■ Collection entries
####

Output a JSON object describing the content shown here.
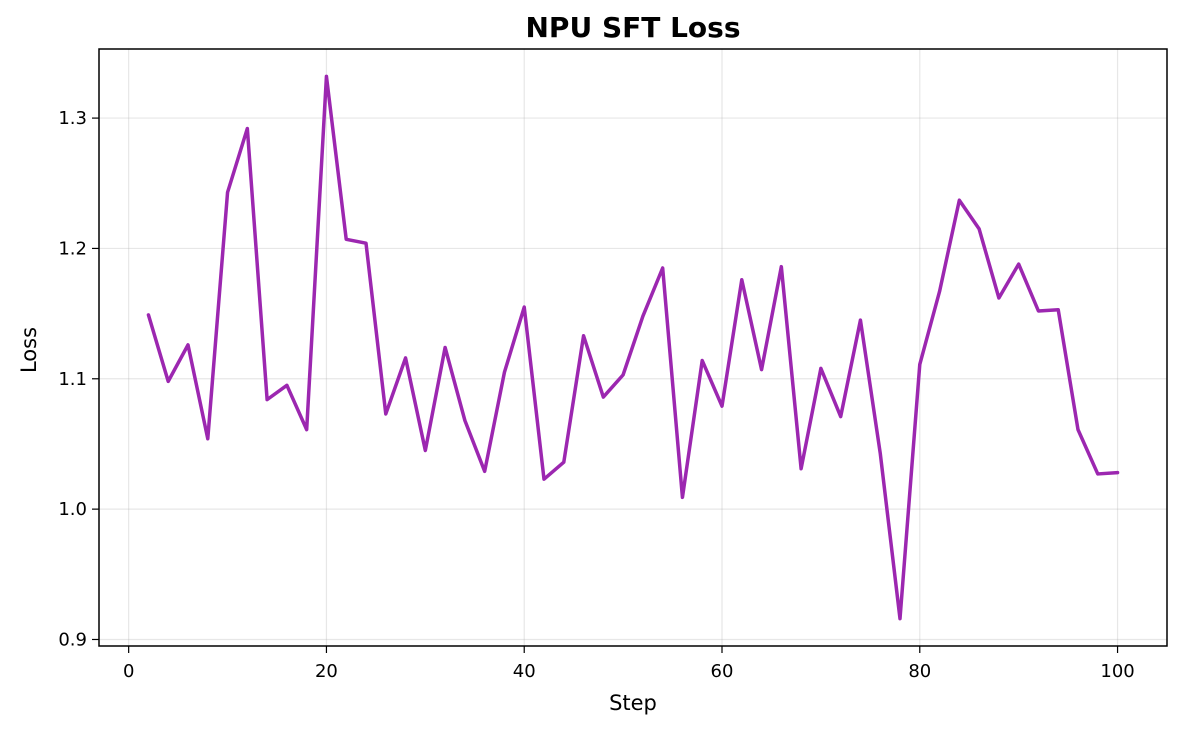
{
  "chart_data": {
    "type": "line",
    "title": "NPU SFT Loss",
    "xlabel": "Step",
    "ylabel": "Loss",
    "xlim": [
      -3,
      105
    ],
    "ylim": [
      0.895,
      1.353
    ],
    "xticks": [
      0,
      20,
      40,
      60,
      80,
      100
    ],
    "xtick_labels": [
      "0",
      "20",
      "40",
      "60",
      "80",
      "100"
    ],
    "yticks": [
      0.9,
      1.0,
      1.1,
      1.2,
      1.3
    ],
    "ytick_labels": [
      "0.9",
      "1.0",
      "1.1",
      "1.2",
      "1.3"
    ],
    "grid": true,
    "series": [
      {
        "color": "#9C27B0",
        "x": [
          2,
          4,
          6,
          8,
          10,
          12,
          14,
          16,
          18,
          20,
          22,
          24,
          26,
          28,
          30,
          32,
          34,
          36,
          38,
          40,
          42,
          44,
          46,
          48,
          50,
          52,
          54,
          56,
          58,
          60,
          62,
          64,
          66,
          68,
          70,
          72,
          74,
          76,
          78,
          80,
          82,
          84,
          86,
          88,
          90,
          92,
          94,
          96,
          98,
          100
        ],
        "y": [
          1.149,
          1.098,
          1.126,
          1.054,
          1.243,
          1.292,
          1.084,
          1.095,
          1.061,
          1.332,
          1.207,
          1.204,
          1.073,
          1.116,
          1.045,
          1.124,
          1.068,
          1.029,
          1.105,
          1.155,
          1.023,
          1.036,
          1.133,
          1.086,
          1.103,
          1.148,
          1.185,
          1.009,
          1.114,
          1.079,
          1.176,
          1.107,
          1.186,
          1.031,
          1.108,
          1.071,
          1.145,
          1.043,
          0.916,
          1.111,
          1.167,
          1.237,
          1.215,
          1.162,
          1.188,
          1.152,
          1.153,
          1.061,
          1.027,
          1.028
        ]
      }
    ]
  }
}
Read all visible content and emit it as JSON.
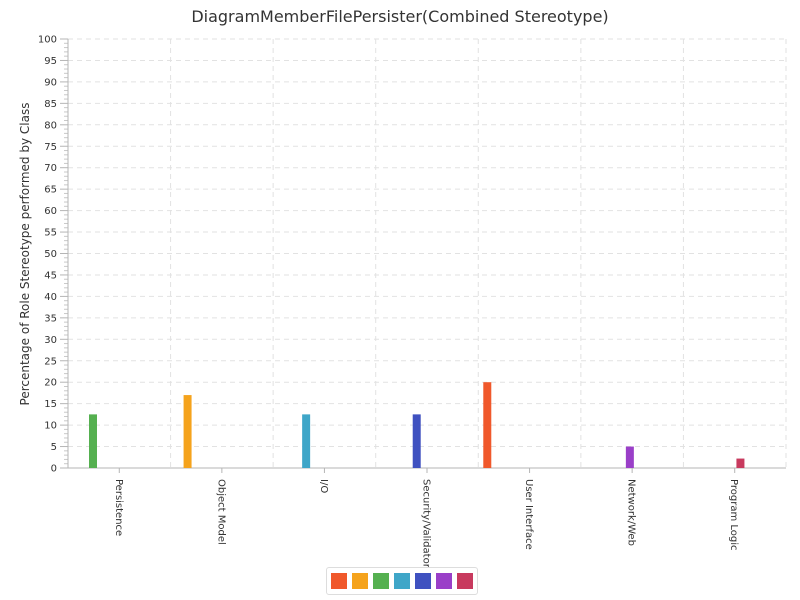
{
  "chart_data": {
    "type": "bar",
    "title": "DiagramMemberFilePersister(Combined Stereotype)",
    "xlabel": "",
    "ylabel": "Percentage of Role Stereotype performed by Class",
    "ylim": [
      0,
      100
    ],
    "yticks": [
      "0",
      "5",
      "10",
      "15",
      "20",
      "25",
      "30",
      "35",
      "40",
      "45",
      "50",
      "55",
      "60",
      "65",
      "70",
      "75",
      "80",
      "85",
      "90",
      "95",
      "100"
    ],
    "grid": true,
    "legend_position": "bottom",
    "categories": [
      "Persistence",
      "Object Model",
      "I/O",
      "Security/Validator",
      "User Interface",
      "Network/Web",
      "Program Logic"
    ],
    "series": [
      {
        "color": "#f0582b",
        "values": [
          0,
          0,
          0,
          0,
          20,
          0,
          0
        ]
      },
      {
        "color": "#f5a31c",
        "values": [
          0,
          17,
          0,
          0,
          0,
          0,
          0
        ]
      },
      {
        "color": "#55b050",
        "values": [
          12.5,
          0,
          0,
          0,
          0,
          0,
          0
        ]
      },
      {
        "color": "#3fa6c8",
        "values": [
          0,
          0,
          12.5,
          0,
          0,
          0,
          0
        ]
      },
      {
        "color": "#3f51c0",
        "values": [
          0,
          0,
          0,
          12.5,
          0,
          0,
          0
        ]
      },
      {
        "color": "#9a3fc8",
        "values": [
          0,
          0,
          0,
          0,
          0,
          5,
          0
        ]
      },
      {
        "color": "#c83a5e",
        "values": [
          0,
          0,
          0,
          0,
          0,
          0,
          2.2
        ]
      }
    ]
  }
}
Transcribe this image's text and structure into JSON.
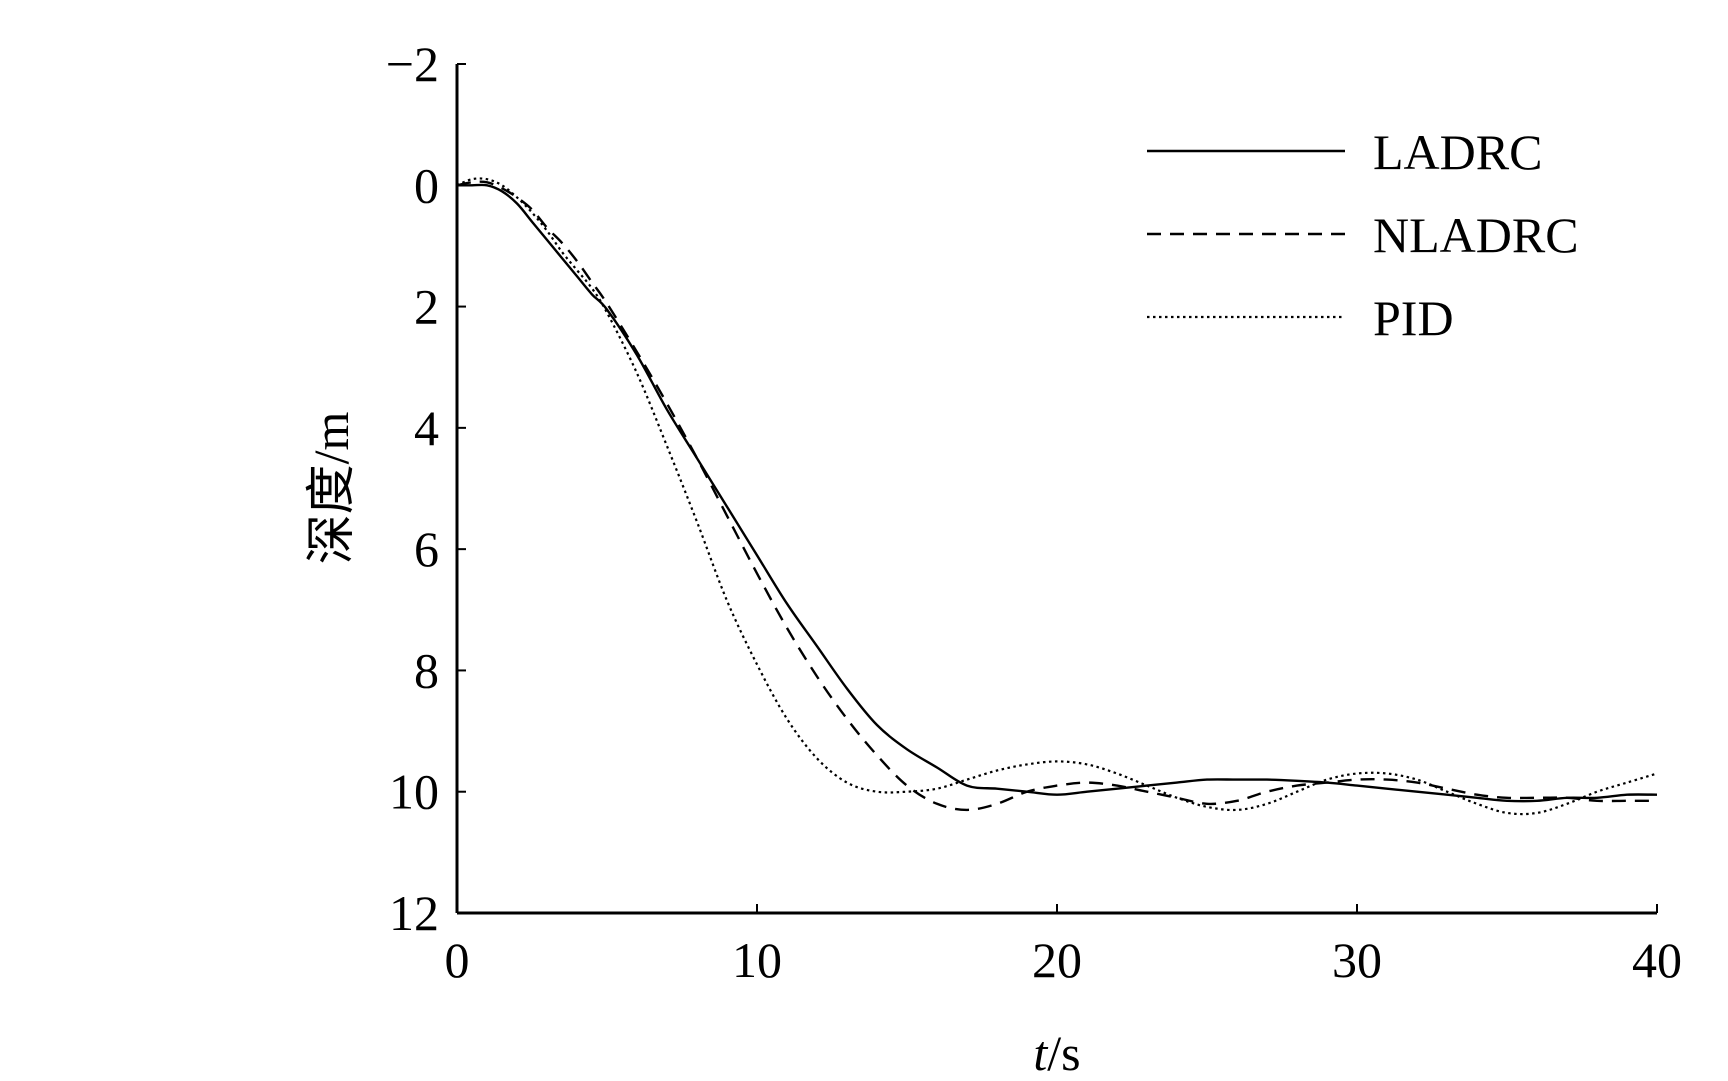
{
  "chart_data": {
    "type": "line",
    "xlabel": {
      "italic": "t",
      "rest": "/s"
    },
    "ylabel": "深度/m",
    "xlim": [
      0,
      40
    ],
    "ylim": [
      -2,
      12
    ],
    "y_inverted": true,
    "x_ticks": [
      0,
      10,
      20,
      30,
      40
    ],
    "y_ticks": [
      -2,
      0,
      2,
      4,
      6,
      8,
      10,
      12
    ],
    "y_tick_labels": [
      "−2",
      "0",
      "2",
      "4",
      "6",
      "8",
      "10",
      "12"
    ],
    "grid": false,
    "legend_position": "top-right",
    "series": [
      {
        "name": "LADRC",
        "style": "solid",
        "color": "#000000",
        "x": [
          0,
          0.5,
          1,
          1.5,
          2,
          2.5,
          3,
          3.5,
          4,
          4.5,
          5,
          6,
          7,
          8,
          9,
          10,
          11,
          12,
          13,
          14,
          15,
          16,
          17,
          18,
          19,
          20,
          21,
          22,
          23,
          24,
          25,
          26,
          27,
          28,
          29,
          30,
          31,
          32,
          33,
          34,
          35,
          36,
          37,
          38,
          39,
          40
        ],
        "y": [
          0.0,
          0.0,
          0.0,
          0.1,
          0.3,
          0.6,
          0.9,
          1.2,
          1.5,
          1.8,
          2.05,
          2.8,
          3.7,
          4.5,
          5.3,
          6.1,
          6.9,
          7.6,
          8.3,
          8.9,
          9.3,
          9.6,
          9.9,
          9.95,
          10.0,
          10.05,
          10.0,
          9.95,
          9.9,
          9.85,
          9.8,
          9.8,
          9.8,
          9.82,
          9.85,
          9.9,
          9.95,
          10.0,
          10.05,
          10.1,
          10.15,
          10.15,
          10.1,
          10.1,
          10.05,
          10.05
        ]
      },
      {
        "name": "NLADRC",
        "style": "dashed",
        "color": "#000000",
        "x": [
          0,
          0.5,
          1,
          1.5,
          2,
          2.5,
          3,
          3.5,
          4,
          4.5,
          5,
          6,
          7,
          8,
          9,
          10,
          11,
          12,
          13,
          14,
          15,
          16,
          17,
          18,
          19,
          20,
          21,
          22,
          23,
          24,
          25,
          26,
          27,
          28,
          29,
          30,
          31,
          32,
          33,
          34,
          35,
          36,
          37,
          38,
          39,
          40
        ],
        "y": [
          0.0,
          -0.05,
          -0.05,
          0.05,
          0.2,
          0.4,
          0.7,
          0.95,
          1.25,
          1.6,
          1.95,
          2.75,
          3.6,
          4.5,
          5.45,
          6.4,
          7.3,
          8.1,
          8.8,
          9.4,
          9.9,
          10.2,
          10.3,
          10.2,
          10.0,
          9.9,
          9.85,
          9.9,
          10.0,
          10.1,
          10.2,
          10.15,
          10.0,
          9.9,
          9.85,
          9.8,
          9.8,
          9.85,
          9.95,
          10.05,
          10.1,
          10.1,
          10.1,
          10.15,
          10.15,
          10.15
        ]
      },
      {
        "name": "PID",
        "style": "dotted",
        "color": "#000000",
        "x": [
          0,
          0.5,
          1,
          1.5,
          2,
          2.5,
          3,
          3.5,
          4,
          4.5,
          5,
          6,
          7,
          8,
          9,
          10,
          11,
          12,
          13,
          14,
          15,
          16,
          17,
          18,
          19,
          20,
          21,
          22,
          23,
          24,
          25,
          26,
          27,
          28,
          29,
          30,
          31,
          32,
          33,
          34,
          35,
          36,
          37,
          38,
          39,
          40
        ],
        "y": [
          0.0,
          -0.1,
          -0.1,
          0.0,
          0.2,
          0.45,
          0.75,
          1.1,
          1.4,
          1.7,
          2.1,
          3.1,
          4.3,
          5.55,
          6.85,
          7.9,
          8.8,
          9.45,
          9.85,
          10.0,
          10.0,
          9.95,
          9.8,
          9.65,
          9.55,
          9.5,
          9.55,
          9.7,
          9.9,
          10.1,
          10.25,
          10.3,
          10.2,
          10.0,
          9.8,
          9.7,
          9.7,
          9.8,
          10.0,
          10.2,
          10.35,
          10.35,
          10.2,
          10.0,
          9.85,
          9.7
        ]
      }
    ]
  }
}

####

Output each line exactly; omit every picture.

Output a JSON object describing the content shown here.
{
  "chart_data": {
    "type": "line",
    "title": "NPU SFT Loss",
    "xlabel": "Step",
    "ylabel": "Loss",
    "xlim": [
      -3,
      105
    ],
    "ylim": [
      0.895,
      1.353
    ],
    "xticks": [
      0,
      20,
      40,
      60,
      80,
      100
    ],
    "xtick_labels": [
      "0",
      "20",
      "40",
      "60",
      "80",
      "100"
    ],
    "yticks": [
      0.9,
      1.0,
      1.1,
      1.2,
      1.3
    ],
    "ytick_labels": [
      "0.9",
      "1.0",
      "1.1",
      "1.2",
      "1.3"
    ],
    "grid": true,
    "series": [
      {
        "color": "#9C27B0",
        "x": [
          2,
          4,
          6,
          8,
          10,
          12,
          14,
          16,
          18,
          20,
          22,
          24,
          26,
          28,
          30,
          32,
          34,
          36,
          38,
          40,
          42,
          44,
          46,
          48,
          50,
          52,
          54,
          56,
          58,
          60,
          62,
          64,
          66,
          68,
          70,
          72,
          74,
          76,
          78,
          80,
          82,
          84,
          86,
          88,
          90,
          92,
          94,
          96,
          98,
          100
        ],
        "y": [
          1.149,
          1.098,
          1.126,
          1.054,
          1.243,
          1.292,
          1.084,
          1.095,
          1.061,
          1.332,
          1.207,
          1.204,
          1.073,
          1.116,
          1.045,
          1.124,
          1.068,
          1.029,
          1.105,
          1.155,
          1.023,
          1.036,
          1.133,
          1.086,
          1.103,
          1.148,
          1.185,
          1.009,
          1.114,
          1.079,
          1.176,
          1.107,
          1.186,
          1.031,
          1.108,
          1.071,
          1.145,
          1.043,
          0.916,
          1.111,
          1.167,
          1.237,
          1.215,
          1.162,
          1.188,
          1.152,
          1.153,
          1.061,
          1.027,
          1.028
        ]
      }
    ]
  }
}
Read all visible content and emit it as JSON.
{
  "chart_data": {
    "type": "bar",
    "title": "DiagramMemberFilePersister(Combined Stereotype)",
    "xlabel": "",
    "ylabel": "Percentage of Role Stereotype performed by Class",
    "ylim": [
      0,
      100
    ],
    "yticks": [
      "0",
      "5",
      "10",
      "15",
      "20",
      "25",
      "30",
      "35",
      "40",
      "45",
      "50",
      "55",
      "60",
      "65",
      "70",
      "75",
      "80",
      "85",
      "90",
      "95",
      "100"
    ],
    "grid": true,
    "legend_position": "bottom",
    "categories": [
      "Persistence",
      "Object Model",
      "I/O",
      "Security/Validator",
      "User Interface",
      "Network/Web",
      "Program Logic"
    ],
    "series": [
      {
        "color": "#f0582b",
        "values": [
          0,
          0,
          0,
          0,
          20,
          0,
          0
        ]
      },
      {
        "color": "#f5a31c",
        "values": [
          0,
          17,
          0,
          0,
          0,
          0,
          0
        ]
      },
      {
        "color": "#55b050",
        "values": [
          12.5,
          0,
          0,
          0,
          0,
          0,
          0
        ]
      },
      {
        "color": "#3fa6c8",
        "values": [
          0,
          0,
          12.5,
          0,
          0,
          0,
          0
        ]
      },
      {
        "color": "#3f51c0",
        "values": [
          0,
          0,
          0,
          12.5,
          0,
          0,
          0
        ]
      },
      {
        "color": "#9a3fc8",
        "values": [
          0,
          0,
          0,
          0,
          0,
          5,
          0
        ]
      },
      {
        "color": "#c83a5e",
        "values": [
          0,
          0,
          0,
          0,
          0,
          0,
          2.2
        ]
      }
    ]
  }
}
Transcribe this image's text and structure into JSON.
{
  "chart_data": {
    "type": "line",
    "xlabel": {
      "italic": "t",
      "rest": "/s"
    },
    "ylabel": "深度/m",
    "xlim": [
      0,
      40
    ],
    "ylim": [
      -2,
      12
    ],
    "y_inverted": true,
    "x_ticks": [
      0,
      10,
      20,
      30,
      40
    ],
    "y_ticks": [
      -2,
      0,
      2,
      4,
      6,
      8,
      10,
      12
    ],
    "y_tick_labels": [
      "−2",
      "0",
      "2",
      "4",
      "6",
      "8",
      "10",
      "12"
    ],
    "grid": false,
    "legend_position": "top-right",
    "series": [
      {
        "name": "LADRC",
        "style": "solid",
        "color": "#000000",
        "x": [
          0,
          0.5,
          1,
          1.5,
          2,
          2.5,
          3,
          3.5,
          4,
          4.5,
          5,
          6,
          7,
          8,
          9,
          10,
          11,
          12,
          13,
          14,
          15,
          16,
          17,
          18,
          19,
          20,
          21,
          22,
          23,
          24,
          25,
          26,
          27,
          28,
          29,
          30,
          31,
          32,
          33,
          34,
          35,
          36,
          37,
          38,
          39,
          40
        ],
        "y": [
          0.0,
          0.0,
          0.0,
          0.1,
          0.3,
          0.6,
          0.9,
          1.2,
          1.5,
          1.8,
          2.05,
          2.8,
          3.7,
          4.5,
          5.3,
          6.1,
          6.9,
          7.6,
          8.3,
          8.9,
          9.3,
          9.6,
          9.9,
          9.95,
          10.0,
          10.05,
          10.0,
          9.95,
          9.9,
          9.85,
          9.8,
          9.8,
          9.8,
          9.82,
          9.85,
          9.9,
          9.95,
          10.0,
          10.05,
          10.1,
          10.15,
          10.15,
          10.1,
          10.1,
          10.05,
          10.05
        ]
      },
      {
        "name": "NLADRC",
        "style": "dashed",
        "color": "#000000",
        "x": [
          0,
          0.5,
          1,
          1.5,
          2,
          2.5,
          3,
          3.5,
          4,
          4.5,
          5,
          6,
          7,
          8,
          9,
          10,
          11,
          12,
          13,
          14,
          15,
          16,
          17,
          18,
          19,
          20,
          21,
          22,
          23,
          24,
          25,
          26,
          27,
          28,
          29,
          30,
          31,
          32,
          33,
          34,
          35,
          36,
          37,
          38,
          39,
          40
        ],
        "y": [
          0.0,
          -0.05,
          -0.05,
          0.05,
          0.2,
          0.4,
          0.7,
          0.95,
          1.25,
          1.6,
          1.95,
          2.75,
          3.6,
          4.5,
          5.45,
          6.4,
          7.3,
          8.1,
          8.8,
          9.4,
          9.9,
          10.2,
          10.3,
          10.2,
          10.0,
          9.9,
          9.85,
          9.9,
          10.0,
          10.1,
          10.2,
          10.15,
          10.0,
          9.9,
          9.85,
          9.8,
          9.8,
          9.85,
          9.95,
          10.05,
          10.1,
          10.1,
          10.1,
          10.15,
          10.15,
          10.15
        ]
      },
      {
        "name": "PID",
        "style": "dotted",
        "color": "#000000",
        "x": [
          0,
          0.5,
          1,
          1.5,
          2,
          2.5,
          3,
          3.5,
          4,
          4.5,
          5,
          6,
          7,
          8,
          9,
          10,
          11,
          12,
          13,
          14,
          15,
          16,
          17,
          18,
          19,
          20,
          21,
          22,
          23,
          24,
          25,
          26,
          27,
          28,
          29,
          30,
          31,
          32,
          33,
          34,
          35,
          36,
          37,
          38,
          39,
          40
        ],
        "y": [
          0.0,
          -0.1,
          -0.1,
          0.0,
          0.2,
          0.45,
          0.75,
          1.1,
          1.4,
          1.7,
          2.1,
          3.1,
          4.3,
          5.55,
          6.85,
          7.9,
          8.8,
          9.45,
          9.85,
          10.0,
          10.0,
          9.95,
          9.8,
          9.65,
          9.55,
          9.5,
          9.55,
          9.7,
          9.9,
          10.1,
          10.25,
          10.3,
          10.2,
          10.0,
          9.8,
          9.7,
          9.7,
          9.8,
          10.0,
          10.2,
          10.35,
          10.35,
          10.2,
          10.0,
          9.85,
          9.7
        ]
      }
    ]
  }
}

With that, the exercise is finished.